━━━ Reading passage ━━━

Charlotte High School was a public high school in Rochester, operated by the Rochester City School District. The school is named for Charlotte, formerly an incorporated village in the Town of Greece and now a neighborhood in the city of Rochester. The school closed in June 2016.

==Demographics==
- Hispanic 27%
- White 17.2%
- African American 53.9%
- Asian 1.1%
- Native American 0.8%

Charlotte High School's free/reduced lunch rate is 77.9% of the students.

==History==
A school was built on the former site of a one-room school house in Charlotte in 1867. In 1907, a high school building was erected and the present Charlotte High School building was built in 1931. In 1988, the Rochester City School District changed Charlotte to a middle school. In 2005, it became a high school once again. The school closed in June 2016.

==Campus==
Charlotte High School is housed in a five-story new art deco style building on Lake Avenue in Rochester, not far from Lake Ontario. The building contains a swimming pool that is open to the public when not used for school activities.

==Curriculum==
In addition to typical high school courses, Charlotte High School offers some unique opportunities to students.
- Charlotte's Academy of Hospitality & Tourism includes internships and gives students an opportunity to explore and prepare for careers in travel, tourism, and hospitality.
- The school's Academy of Sports Medicine & Management includes internships with local athletic, medical and sports organizations, and helps prepare students for careers in athletic training, physical therapy, sports medicine, and sports management.

━━━ Data records ━━━

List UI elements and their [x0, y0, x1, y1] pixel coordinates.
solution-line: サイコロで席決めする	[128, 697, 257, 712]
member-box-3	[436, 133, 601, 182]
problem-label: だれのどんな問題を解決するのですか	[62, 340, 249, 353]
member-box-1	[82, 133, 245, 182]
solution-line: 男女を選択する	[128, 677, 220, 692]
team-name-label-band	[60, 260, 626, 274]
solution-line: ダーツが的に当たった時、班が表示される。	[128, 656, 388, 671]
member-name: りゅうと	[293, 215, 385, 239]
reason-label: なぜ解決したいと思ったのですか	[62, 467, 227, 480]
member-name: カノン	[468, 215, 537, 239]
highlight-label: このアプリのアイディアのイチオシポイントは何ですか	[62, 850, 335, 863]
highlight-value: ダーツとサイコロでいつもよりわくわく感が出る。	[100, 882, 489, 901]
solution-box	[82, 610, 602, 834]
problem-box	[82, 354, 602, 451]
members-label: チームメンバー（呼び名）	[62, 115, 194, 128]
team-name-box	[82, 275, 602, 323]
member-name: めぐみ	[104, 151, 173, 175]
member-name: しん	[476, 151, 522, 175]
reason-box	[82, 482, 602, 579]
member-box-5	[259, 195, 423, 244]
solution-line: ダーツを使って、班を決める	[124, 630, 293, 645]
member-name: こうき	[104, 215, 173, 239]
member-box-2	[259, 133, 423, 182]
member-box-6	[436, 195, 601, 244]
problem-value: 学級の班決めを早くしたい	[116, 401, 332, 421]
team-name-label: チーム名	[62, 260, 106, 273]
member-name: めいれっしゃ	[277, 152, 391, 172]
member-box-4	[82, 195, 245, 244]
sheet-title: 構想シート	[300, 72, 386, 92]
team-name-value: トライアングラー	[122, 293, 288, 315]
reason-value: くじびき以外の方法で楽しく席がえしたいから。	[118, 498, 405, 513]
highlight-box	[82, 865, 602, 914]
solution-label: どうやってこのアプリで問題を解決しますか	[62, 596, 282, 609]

━━━

* Exercise instructions
Write a continuation of the text about Charlotte High School in Rochester, picking up after its last sentence. The data shown here was taken from a different source than the text above.

* Task response
- To better serve the needs of the students, the school offers extended-day academic support and a Wellness Center offers counseling, social services, and after-school activities in partnership with community agencies.
- The school library houses a special collection on the Harlem Renaissance.

==Extracurriculars==

===Clubs and organizations===
The school offers art, music, newspaper, math league and drama club.

Young video artists from Charlotte participate in the Rochester Urban Youth Film Festival, sponsored by the University of Rochester.

===Sports===
The school supports a full sports program.

The Lakesiders basketball team won successive New York State championships in 1983 and 1984. After winning the 2007 Section V Class "BB" title on March 3, 2007, the Charlotte basketball team finished second in the Far West Regional Class "B" final on March 10, 2007. The team repeated as Section V "BB"" champions on March 1, 2008.

On March 24, 1921, the wrestling team hosted city rival Edison Tech in what is believed to be the first interscholastic wrestling dual meet Western New York and beyond. In 1949, the Lakesider wrestlers went undefeated in dual meets (8 wins, 0 losses) and won the team title at the 3rd annual NYSPHSAA Section V Class A Wrestling Championships.

The 2009–2010 track team won the Section V Class B championship.

==Performance==
In 2005, the school's attendance rate of 85% and its suspension rate of 33.3% both exceed those for similar schools. The school's standardized test scores for English Language Arts, Mathematics and Social Studies rank below the state average for similar schools.

==Incidents==
In 2004, there were reports of violence and other acts at the school that required disciplinary action. Charlotte High School was on the New York State list of dangerous schools in 2006.